[Records for processing start]

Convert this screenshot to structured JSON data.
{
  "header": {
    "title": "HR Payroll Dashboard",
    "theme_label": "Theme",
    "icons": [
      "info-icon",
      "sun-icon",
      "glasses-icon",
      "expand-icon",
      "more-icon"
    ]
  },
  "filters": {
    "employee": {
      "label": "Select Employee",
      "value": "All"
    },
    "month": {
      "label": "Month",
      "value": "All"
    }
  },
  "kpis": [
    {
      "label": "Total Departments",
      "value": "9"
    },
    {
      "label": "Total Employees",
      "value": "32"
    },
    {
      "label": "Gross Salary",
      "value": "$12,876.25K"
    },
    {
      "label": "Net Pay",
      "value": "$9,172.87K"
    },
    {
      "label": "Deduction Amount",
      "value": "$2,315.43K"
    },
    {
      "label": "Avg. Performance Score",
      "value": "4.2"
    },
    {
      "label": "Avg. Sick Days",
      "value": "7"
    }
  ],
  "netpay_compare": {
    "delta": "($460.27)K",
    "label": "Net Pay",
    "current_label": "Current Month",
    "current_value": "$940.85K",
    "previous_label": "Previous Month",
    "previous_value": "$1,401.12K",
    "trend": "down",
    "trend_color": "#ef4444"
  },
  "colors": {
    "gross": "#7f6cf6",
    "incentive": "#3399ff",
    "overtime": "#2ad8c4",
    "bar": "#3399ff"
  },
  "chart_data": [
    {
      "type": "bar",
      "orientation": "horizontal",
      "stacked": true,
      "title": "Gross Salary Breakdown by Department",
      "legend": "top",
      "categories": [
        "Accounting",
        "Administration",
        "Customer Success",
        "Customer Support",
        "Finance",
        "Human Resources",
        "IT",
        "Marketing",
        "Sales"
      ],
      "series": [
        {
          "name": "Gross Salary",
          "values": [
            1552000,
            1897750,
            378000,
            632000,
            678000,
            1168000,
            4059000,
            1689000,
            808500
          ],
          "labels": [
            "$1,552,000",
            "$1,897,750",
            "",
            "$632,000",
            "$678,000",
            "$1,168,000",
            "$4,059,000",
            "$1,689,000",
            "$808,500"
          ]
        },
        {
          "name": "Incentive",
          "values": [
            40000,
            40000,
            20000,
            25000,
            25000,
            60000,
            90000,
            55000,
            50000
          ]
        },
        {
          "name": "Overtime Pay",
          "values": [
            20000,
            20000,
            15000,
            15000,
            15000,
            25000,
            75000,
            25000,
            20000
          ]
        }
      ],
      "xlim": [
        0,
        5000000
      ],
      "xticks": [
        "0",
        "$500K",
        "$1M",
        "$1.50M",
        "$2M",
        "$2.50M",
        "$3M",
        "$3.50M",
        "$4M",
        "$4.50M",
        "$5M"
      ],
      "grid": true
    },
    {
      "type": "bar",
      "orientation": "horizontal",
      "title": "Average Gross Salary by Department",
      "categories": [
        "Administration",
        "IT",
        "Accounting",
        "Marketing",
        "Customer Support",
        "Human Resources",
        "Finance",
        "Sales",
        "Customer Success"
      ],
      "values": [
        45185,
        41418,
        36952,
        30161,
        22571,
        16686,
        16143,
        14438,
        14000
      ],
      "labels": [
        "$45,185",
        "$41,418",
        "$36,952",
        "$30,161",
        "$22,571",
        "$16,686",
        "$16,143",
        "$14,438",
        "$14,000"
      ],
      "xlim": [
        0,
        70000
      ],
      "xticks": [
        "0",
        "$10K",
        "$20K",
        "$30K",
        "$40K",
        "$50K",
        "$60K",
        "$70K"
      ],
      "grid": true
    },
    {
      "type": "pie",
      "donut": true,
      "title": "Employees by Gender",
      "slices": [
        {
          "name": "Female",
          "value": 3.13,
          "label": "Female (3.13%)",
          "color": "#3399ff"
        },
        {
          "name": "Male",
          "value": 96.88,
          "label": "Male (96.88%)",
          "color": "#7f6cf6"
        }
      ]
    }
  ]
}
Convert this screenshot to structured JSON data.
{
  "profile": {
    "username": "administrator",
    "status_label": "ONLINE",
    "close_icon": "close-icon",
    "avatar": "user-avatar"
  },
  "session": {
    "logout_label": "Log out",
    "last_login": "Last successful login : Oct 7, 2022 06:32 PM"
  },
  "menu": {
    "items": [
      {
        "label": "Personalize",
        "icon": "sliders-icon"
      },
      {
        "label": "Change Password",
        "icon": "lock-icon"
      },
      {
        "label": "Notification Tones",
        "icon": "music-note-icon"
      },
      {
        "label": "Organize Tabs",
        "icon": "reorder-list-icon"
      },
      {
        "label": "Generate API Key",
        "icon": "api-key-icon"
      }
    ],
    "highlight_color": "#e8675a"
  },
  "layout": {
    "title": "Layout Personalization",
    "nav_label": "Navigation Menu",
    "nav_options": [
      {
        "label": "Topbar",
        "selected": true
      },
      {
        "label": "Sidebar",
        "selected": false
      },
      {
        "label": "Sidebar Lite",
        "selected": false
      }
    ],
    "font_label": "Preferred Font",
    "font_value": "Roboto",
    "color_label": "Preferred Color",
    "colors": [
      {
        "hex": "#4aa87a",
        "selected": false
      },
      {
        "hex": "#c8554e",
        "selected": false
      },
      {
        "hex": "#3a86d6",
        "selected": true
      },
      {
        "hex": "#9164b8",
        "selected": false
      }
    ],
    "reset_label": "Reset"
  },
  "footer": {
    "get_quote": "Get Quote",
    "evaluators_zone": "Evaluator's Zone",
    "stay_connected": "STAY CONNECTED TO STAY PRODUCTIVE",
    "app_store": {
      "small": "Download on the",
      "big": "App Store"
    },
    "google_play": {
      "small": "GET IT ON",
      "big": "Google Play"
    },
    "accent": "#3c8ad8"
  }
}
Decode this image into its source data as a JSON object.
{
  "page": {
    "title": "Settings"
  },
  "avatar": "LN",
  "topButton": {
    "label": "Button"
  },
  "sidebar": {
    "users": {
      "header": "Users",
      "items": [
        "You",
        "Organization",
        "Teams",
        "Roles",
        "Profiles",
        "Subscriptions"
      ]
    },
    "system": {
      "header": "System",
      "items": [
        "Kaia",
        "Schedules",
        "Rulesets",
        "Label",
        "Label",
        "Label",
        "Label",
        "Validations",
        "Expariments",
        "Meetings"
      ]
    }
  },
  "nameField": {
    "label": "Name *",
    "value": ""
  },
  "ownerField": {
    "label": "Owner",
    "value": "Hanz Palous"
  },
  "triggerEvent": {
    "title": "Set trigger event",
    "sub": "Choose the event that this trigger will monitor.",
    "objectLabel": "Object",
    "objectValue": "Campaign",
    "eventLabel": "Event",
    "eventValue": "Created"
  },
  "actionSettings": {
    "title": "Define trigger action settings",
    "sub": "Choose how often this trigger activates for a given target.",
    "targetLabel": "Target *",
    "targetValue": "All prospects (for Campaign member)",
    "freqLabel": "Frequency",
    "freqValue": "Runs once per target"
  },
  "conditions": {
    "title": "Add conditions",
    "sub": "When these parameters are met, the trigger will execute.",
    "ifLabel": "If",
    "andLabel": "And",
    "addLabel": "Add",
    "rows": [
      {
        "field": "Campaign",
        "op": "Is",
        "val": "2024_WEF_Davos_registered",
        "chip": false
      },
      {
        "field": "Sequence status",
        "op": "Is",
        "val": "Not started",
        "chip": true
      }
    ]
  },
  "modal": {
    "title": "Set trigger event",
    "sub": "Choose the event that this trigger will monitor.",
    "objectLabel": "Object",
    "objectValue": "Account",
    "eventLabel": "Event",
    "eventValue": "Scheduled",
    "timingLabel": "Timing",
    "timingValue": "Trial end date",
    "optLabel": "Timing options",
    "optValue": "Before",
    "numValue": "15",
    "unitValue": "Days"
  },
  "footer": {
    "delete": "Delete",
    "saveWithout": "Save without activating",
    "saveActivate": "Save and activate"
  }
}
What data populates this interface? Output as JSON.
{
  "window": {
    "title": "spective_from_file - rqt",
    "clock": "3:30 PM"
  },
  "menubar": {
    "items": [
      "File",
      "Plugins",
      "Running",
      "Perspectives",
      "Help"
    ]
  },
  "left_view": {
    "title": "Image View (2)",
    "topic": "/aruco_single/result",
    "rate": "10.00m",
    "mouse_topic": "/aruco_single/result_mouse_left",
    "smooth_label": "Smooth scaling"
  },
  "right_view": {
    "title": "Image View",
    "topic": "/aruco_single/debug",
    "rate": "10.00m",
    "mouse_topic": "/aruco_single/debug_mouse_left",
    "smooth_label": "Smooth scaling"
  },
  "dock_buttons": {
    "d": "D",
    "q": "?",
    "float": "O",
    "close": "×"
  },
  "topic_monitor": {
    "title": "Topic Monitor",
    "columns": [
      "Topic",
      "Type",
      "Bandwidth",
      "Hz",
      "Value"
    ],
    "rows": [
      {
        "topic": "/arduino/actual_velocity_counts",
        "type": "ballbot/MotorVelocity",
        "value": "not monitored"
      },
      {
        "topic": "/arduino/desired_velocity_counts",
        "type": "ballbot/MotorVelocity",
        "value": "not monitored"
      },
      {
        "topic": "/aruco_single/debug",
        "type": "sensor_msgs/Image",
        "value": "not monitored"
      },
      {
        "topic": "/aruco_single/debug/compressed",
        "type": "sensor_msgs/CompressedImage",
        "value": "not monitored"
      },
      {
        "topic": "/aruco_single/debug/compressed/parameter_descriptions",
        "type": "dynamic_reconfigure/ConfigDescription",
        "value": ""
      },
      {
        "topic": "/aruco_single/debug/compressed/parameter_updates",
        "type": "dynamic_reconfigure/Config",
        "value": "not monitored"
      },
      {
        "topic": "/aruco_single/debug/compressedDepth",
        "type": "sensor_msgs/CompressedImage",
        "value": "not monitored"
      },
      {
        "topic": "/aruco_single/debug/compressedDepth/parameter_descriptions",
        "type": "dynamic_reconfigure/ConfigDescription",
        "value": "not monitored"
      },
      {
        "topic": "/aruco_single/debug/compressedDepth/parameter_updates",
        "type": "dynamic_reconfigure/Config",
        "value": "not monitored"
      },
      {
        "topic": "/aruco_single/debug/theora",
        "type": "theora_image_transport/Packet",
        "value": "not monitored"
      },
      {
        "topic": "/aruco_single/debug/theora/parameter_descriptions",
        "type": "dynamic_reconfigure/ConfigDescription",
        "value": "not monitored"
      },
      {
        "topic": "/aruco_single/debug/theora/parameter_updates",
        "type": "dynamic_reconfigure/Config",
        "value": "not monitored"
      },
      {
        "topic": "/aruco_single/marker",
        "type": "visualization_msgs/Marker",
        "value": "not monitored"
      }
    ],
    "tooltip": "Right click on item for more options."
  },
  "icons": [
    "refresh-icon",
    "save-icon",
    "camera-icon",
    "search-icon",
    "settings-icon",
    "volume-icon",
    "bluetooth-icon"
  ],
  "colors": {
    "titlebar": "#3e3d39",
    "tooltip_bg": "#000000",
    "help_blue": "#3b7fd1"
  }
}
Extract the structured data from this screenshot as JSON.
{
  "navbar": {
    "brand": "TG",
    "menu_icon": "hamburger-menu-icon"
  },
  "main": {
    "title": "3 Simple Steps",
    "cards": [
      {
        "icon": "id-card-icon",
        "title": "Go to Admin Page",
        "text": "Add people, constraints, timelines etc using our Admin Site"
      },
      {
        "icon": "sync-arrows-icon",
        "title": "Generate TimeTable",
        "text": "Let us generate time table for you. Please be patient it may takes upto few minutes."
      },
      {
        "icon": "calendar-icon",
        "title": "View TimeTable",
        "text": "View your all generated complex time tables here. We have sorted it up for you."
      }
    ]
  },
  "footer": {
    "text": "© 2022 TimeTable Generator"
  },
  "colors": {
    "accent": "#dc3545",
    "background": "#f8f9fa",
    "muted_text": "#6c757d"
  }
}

[Records for processing end]

Task directions: Look over the records above and copy each line that includes the string "true".

Answer in full:
      "stacked": true,
      "grid": true
      "grid": true
      "donut": true,
        "selected": true
        "selected": true
        "chip": true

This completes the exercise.